Written request. Copy everything in the data below exactly except the pictures.

(Data entries for graphics)
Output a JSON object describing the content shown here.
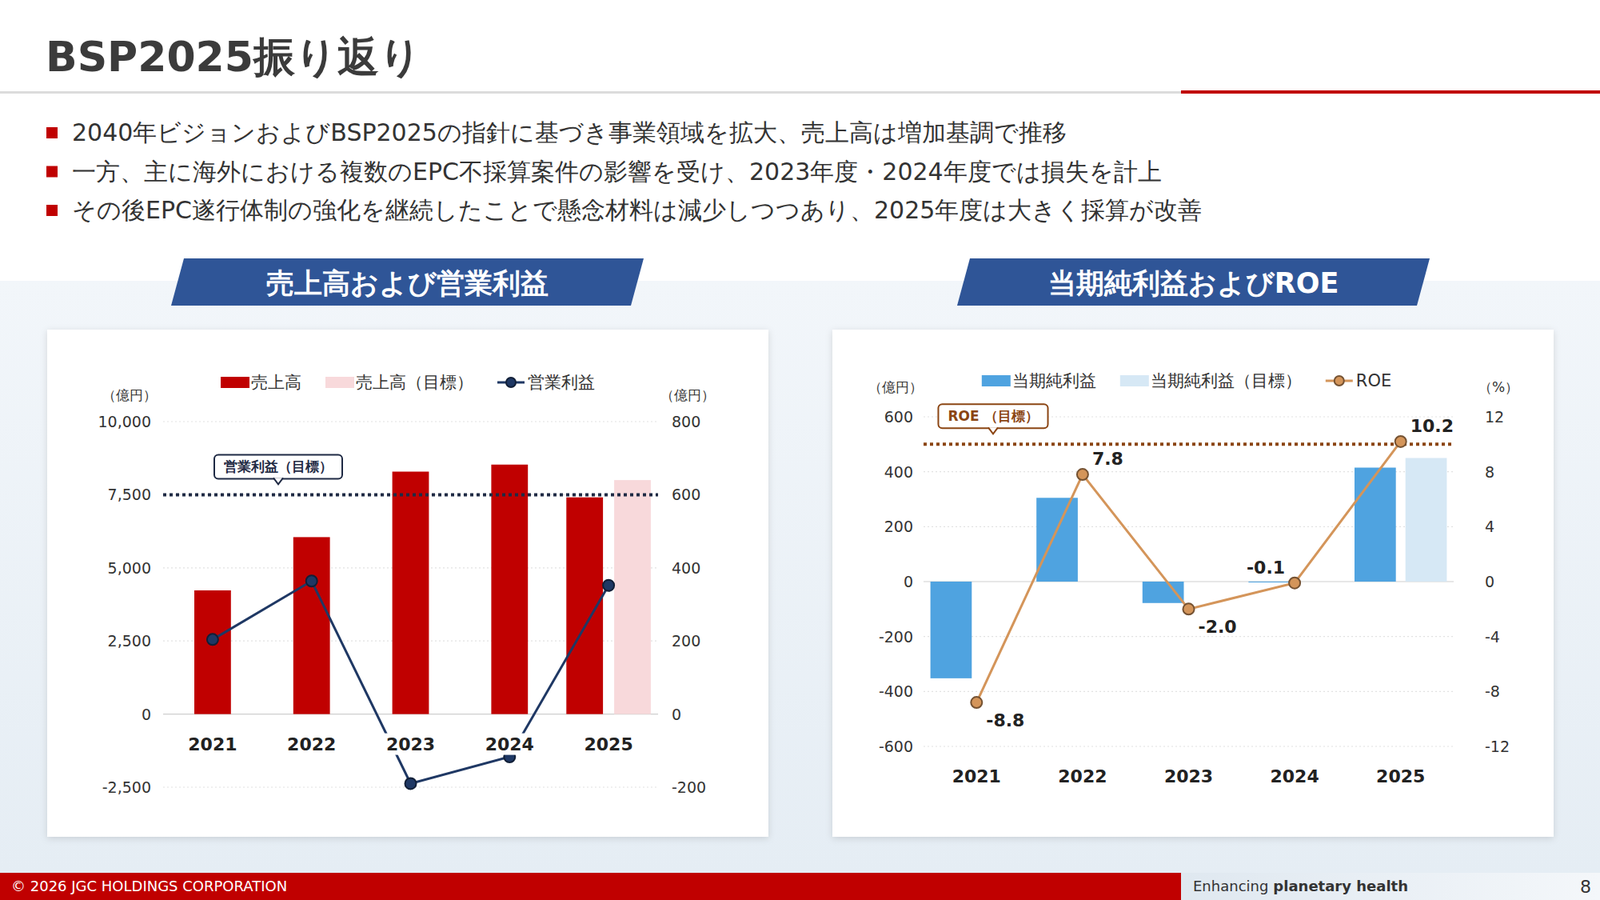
{
  "page": {
    "title": "BSP2025振り返り",
    "bullets": [
      "2040年ビジョンおよびBSP2025の指針に基づき事業領域を拡大、売上高は増加基調で推移",
      "一方、主に海外における複数のEPC不採算案件の影響を受け、2023年度・2024年度では損失を計上",
      "その後EPC遂行体制の強化を継続したことで懸念材料は減少しつつあり、2025年度は大きく採算が改善"
    ],
    "footer": "© 2026 JGC HOLDINGS CORPORATION",
    "tagline_1": "Enhancing",
    "tagline_2": "planetary health",
    "page_number": 8
  },
  "chart_data": [
    {
      "type": "bar",
      "title": "売上高および営業利益",
      "categories": [
        "2021",
        "2022",
        "2023",
        "2024",
        "2025"
      ],
      "y_label": "（億円）",
      "y2_label": "（億円）",
      "ylim": [
        -2500,
        10000
      ],
      "yticks": [
        {
          "value": -2500,
          "label": "-2,500"
        },
        0,
        {
          "value": 2500,
          "label": "2,500"
        },
        {
          "value": 5000,
          "label": "5,000"
        },
        {
          "value": 7500,
          "label": "7,500"
        },
        {
          "value": 10000,
          "label": "10,000"
        }
      ],
      "y2lim": [
        -200,
        800
      ],
      "y2ticks": [
        -200,
        0,
        200,
        400,
        600,
        800
      ],
      "grid": true,
      "legend": "top",
      "series": [
        {
          "name": "売上高",
          "type": "bar",
          "color": "#c00000",
          "values": [
            4230,
            6050,
            8290,
            8530,
            7410
          ]
        },
        {
          "name": "売上高（目標）",
          "type": "bar",
          "color": "#f8d9db",
          "values": [
            null,
            null,
            null,
            null,
            8000
          ]
        },
        {
          "name": "営業利益",
          "type": "line",
          "axis": "y2",
          "color": "#1f3864",
          "marker": "circle",
          "values": [
            204,
            364,
            -190,
            -117,
            352
          ]
        }
      ],
      "reference_lines": [
        {
          "label": "営業利益（目標）",
          "value": 600,
          "axis": "y2",
          "color": "#1f2a44",
          "line_style": "dotted"
        }
      ]
    },
    {
      "type": "bar",
      "title": "当期純利益およびROE",
      "categories": [
        "2021",
        "2022",
        "2023",
        "2024",
        "2025"
      ],
      "y_label": "（億円）",
      "y2_label": "（%）",
      "ylim": [
        -600,
        600
      ],
      "yticks": [
        -600,
        -400,
        -200,
        0,
        200,
        400,
        600
      ],
      "y2lim": [
        -12,
        12
      ],
      "y2ticks": [
        -12,
        -8,
        -4,
        0,
        4,
        8,
        12
      ],
      "grid": true,
      "legend": "top",
      "series": [
        {
          "name": "当期純利益",
          "type": "bar",
          "color": "#4fa3e0",
          "values": [
            -352,
            305,
            -78,
            -3,
            415
          ]
        },
        {
          "name": "当期純利益（目標）",
          "type": "bar",
          "color": "#d6e8f5",
          "values": [
            null,
            null,
            null,
            null,
            450
          ]
        },
        {
          "name": "ROE",
          "type": "line",
          "axis": "y2",
          "color": "#d4955a",
          "marker": "circle",
          "data_labels": true,
          "values": [
            -8.8,
            7.8,
            -2.0,
            -0.1,
            10.2
          ],
          "value_labels": [
            "-8.8",
            "7.8",
            "-2.0",
            "-0.1",
            "10.2"
          ]
        }
      ],
      "reference_lines": [
        {
          "label": "ROE （目標）",
          "value": 10,
          "axis": "y2",
          "color": "#8b4513",
          "line_style": "dotted"
        }
      ]
    }
  ]
}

Output for this task.
Output a JSON object describing the content shown here.
{
  "page": {
    "title": "BSP2025振り返り",
    "bullets": [
      "2040年ビジョンおよびBSP2025の指針に基づき事業領域を拡大、売上高は増加基調で推移",
      "一方、主に海外における複数のEPC不採算案件の影響を受け、2023年度・2024年度では損失を計上",
      "その後EPC遂行体制の強化を継続したことで懸念材料は減少しつつあり、2025年度は大きく採算が改善"
    ],
    "footer": "© 2026 JGC HOLDINGS CORPORATION",
    "tagline_1": "Enhancing",
    "tagline_2": "planetary health",
    "page_number": 8
  },
  "chart_data": [
    {
      "type": "bar",
      "title": "売上高および営業利益",
      "categories": [
        "2021",
        "2022",
        "2023",
        "2024",
        "2025"
      ],
      "y_label": "（億円）",
      "y2_label": "（億円）",
      "ylim": [
        -2500,
        10000
      ],
      "yticks": [
        {
          "value": -2500,
          "label": "-2,500"
        },
        0,
        {
          "value": 2500,
          "label": "2,500"
        },
        {
          "value": 5000,
          "label": "5,000"
        },
        {
          "value": 7500,
          "label": "7,500"
        },
        {
          "value": 10000,
          "label": "10,000"
        }
      ],
      "y2lim": [
        -200,
        800
      ],
      "y2ticks": [
        -200,
        0,
        200,
        400,
        600,
        800
      ],
      "grid": true,
      "legend": "top",
      "series": [
        {
          "name": "売上高",
          "type": "bar",
          "color": "#c00000",
          "values": [
            4230,
            6050,
            8290,
            8530,
            7410
          ]
        },
        {
          "name": "売上高（目標）",
          "type": "bar",
          "color": "#f8d9db",
          "values": [
            null,
            null,
            null,
            null,
            8000
          ]
        },
        {
          "name": "営業利益",
          "type": "line",
          "axis": "y2",
          "color": "#1f3864",
          "marker": "circle",
          "values": [
            204,
            364,
            -190,
            -117,
            352
          ]
        }
      ],
      "reference_lines": [
        {
          "label": "営業利益（目標）",
          "value": 600,
          "axis": "y2",
          "color": "#1f2a44",
          "line_style": "dotted"
        }
      ]
    },
    {
      "type": "bar",
      "title": "当期純利益およびROE",
      "categories": [
        "2021",
        "2022",
        "2023",
        "2024",
        "2025"
      ],
      "y_label": "（億円）",
      "y2_label": "（%）",
      "ylim": [
        -600,
        600
      ],
      "yticks": [
        -600,
        -400,
        -200,
        0,
        200,
        400,
        600
      ],
      "y2lim": [
        -12,
        12
      ],
      "y2ticks": [
        -12,
        -8,
        -4,
        0,
        4,
        8,
        12
      ],
      "grid": true,
      "legend": "top",
      "series": [
        {
          "name": "当期純利益",
          "type": "bar",
          "color": "#4fa3e0",
          "values": [
            -352,
            305,
            -78,
            -3,
            415
          ]
        },
        {
          "name": "当期純利益（目標）",
          "type": "bar",
          "color": "#d6e8f5",
          "values": [
            null,
            null,
            null,
            null,
            450
          ]
        },
        {
          "name": "ROE",
          "type": "line",
          "axis": "y2",
          "color": "#d4955a",
          "marker": "circle",
          "data_labels": true,
          "values": [
            -8.8,
            7.8,
            -2.0,
            -0.1,
            10.2
          ],
          "value_labels": [
            "-8.8",
            "7.8",
            "-2.0",
            "-0.1",
            "10.2"
          ]
        }
      ],
      "reference_lines": [
        {
          "label": "ROE （目標）",
          "value": 10,
          "axis": "y2",
          "color": "#8b4513",
          "line_style": "dotted"
        }
      ]
    }
  ]
}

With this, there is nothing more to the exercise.